# TASK DIRECTIONS:
Exactly reproduce all the records, keeping pictures out of the copy.

# ENTRIES PROVIDED:

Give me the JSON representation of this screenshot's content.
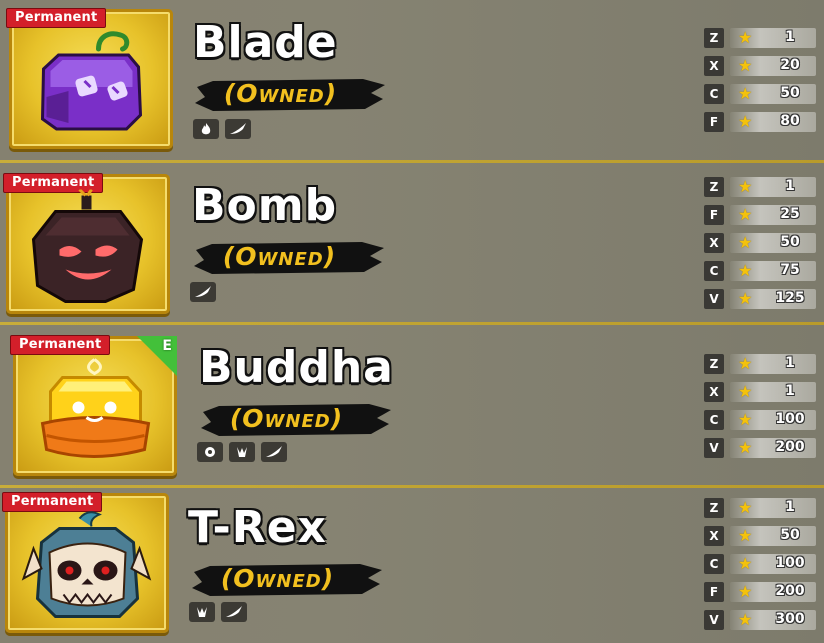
{
  "fruits": [
    {
      "name": "Blade",
      "badge": "Permanent",
      "status": "(Owned)",
      "corner": "",
      "type_icons": [
        "flame-icon",
        "slash-icon"
      ],
      "moves": [
        {
          "key": "Z",
          "level": "1"
        },
        {
          "key": "X",
          "level": "20"
        },
        {
          "key": "C",
          "level": "50"
        },
        {
          "key": "F",
          "level": "80"
        }
      ]
    },
    {
      "name": "Bomb",
      "badge": "Permanent",
      "status": "(Owned)",
      "corner": "",
      "type_icons": [
        "slash-icon"
      ],
      "moves": [
        {
          "key": "Z",
          "level": "1"
        },
        {
          "key": "F",
          "level": "25"
        },
        {
          "key": "X",
          "level": "50"
        },
        {
          "key": "C",
          "level": "75"
        },
        {
          "key": "V",
          "level": "125"
        }
      ]
    },
    {
      "name": "Buddha",
      "badge": "Permanent",
      "status": "(Owned)",
      "corner": "E",
      "type_icons": [
        "shield-icon",
        "claw-icon",
        "slash-icon"
      ],
      "moves": [
        {
          "key": "Z",
          "level": "1"
        },
        {
          "key": "X",
          "level": "1"
        },
        {
          "key": "C",
          "level": "100"
        },
        {
          "key": "V",
          "level": "200"
        }
      ]
    },
    {
      "name": "T-Rex",
      "badge": "Permanent",
      "status": "(Owned)",
      "corner": "",
      "type_icons": [
        "claw-icon",
        "slash-icon"
      ],
      "moves": [
        {
          "key": "Z",
          "level": "1"
        },
        {
          "key": "X",
          "level": "50"
        },
        {
          "key": "C",
          "level": "100"
        },
        {
          "key": "F",
          "level": "200"
        },
        {
          "key": "V",
          "level": "300"
        }
      ]
    }
  ],
  "colors": {
    "accent_gold": "#f2c01f",
    "badge_red": "#d31f2a",
    "row_bg": "#858170",
    "separator": "#c8ad3a",
    "corner_green": "#43c03a"
  }
}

# RESPONSE TO THIS TASK:
Give me the JSON representation of this screenshot's content.
{
  "fruits": [
    {
      "name": "Blade",
      "badge": "Permanent",
      "status": "(Owned)",
      "corner": "",
      "type_icons": [
        "flame-icon",
        "slash-icon"
      ],
      "moves": [
        {
          "key": "Z",
          "level": "1"
        },
        {
          "key": "X",
          "level": "20"
        },
        {
          "key": "C",
          "level": "50"
        },
        {
          "key": "F",
          "level": "80"
        }
      ]
    },
    {
      "name": "Bomb",
      "badge": "Permanent",
      "status": "(Owned)",
      "corner": "",
      "type_icons": [
        "slash-icon"
      ],
      "moves": [
        {
          "key": "Z",
          "level": "1"
        },
        {
          "key": "F",
          "level": "25"
        },
        {
          "key": "X",
          "level": "50"
        },
        {
          "key": "C",
          "level": "75"
        },
        {
          "key": "V",
          "level": "125"
        }
      ]
    },
    {
      "name": "Buddha",
      "badge": "Permanent",
      "status": "(Owned)",
      "corner": "E",
      "type_icons": [
        "shield-icon",
        "claw-icon",
        "slash-icon"
      ],
      "moves": [
        {
          "key": "Z",
          "level": "1"
        },
        {
          "key": "X",
          "level": "1"
        },
        {
          "key": "C",
          "level": "100"
        },
        {
          "key": "V",
          "level": "200"
        }
      ]
    },
    {
      "name": "T-Rex",
      "badge": "Permanent",
      "status": "(Owned)",
      "corner": "",
      "type_icons": [
        "claw-icon",
        "slash-icon"
      ],
      "moves": [
        {
          "key": "Z",
          "level": "1"
        },
        {
          "key": "X",
          "level": "50"
        },
        {
          "key": "C",
          "level": "100"
        },
        {
          "key": "F",
          "level": "200"
        },
        {
          "key": "V",
          "level": "300"
        }
      ]
    }
  ],
  "colors": {
    "accent_gold": "#f2c01f",
    "badge_red": "#d31f2a",
    "row_bg": "#858170",
    "separator": "#c8ad3a",
    "corner_green": "#43c03a"
  }
}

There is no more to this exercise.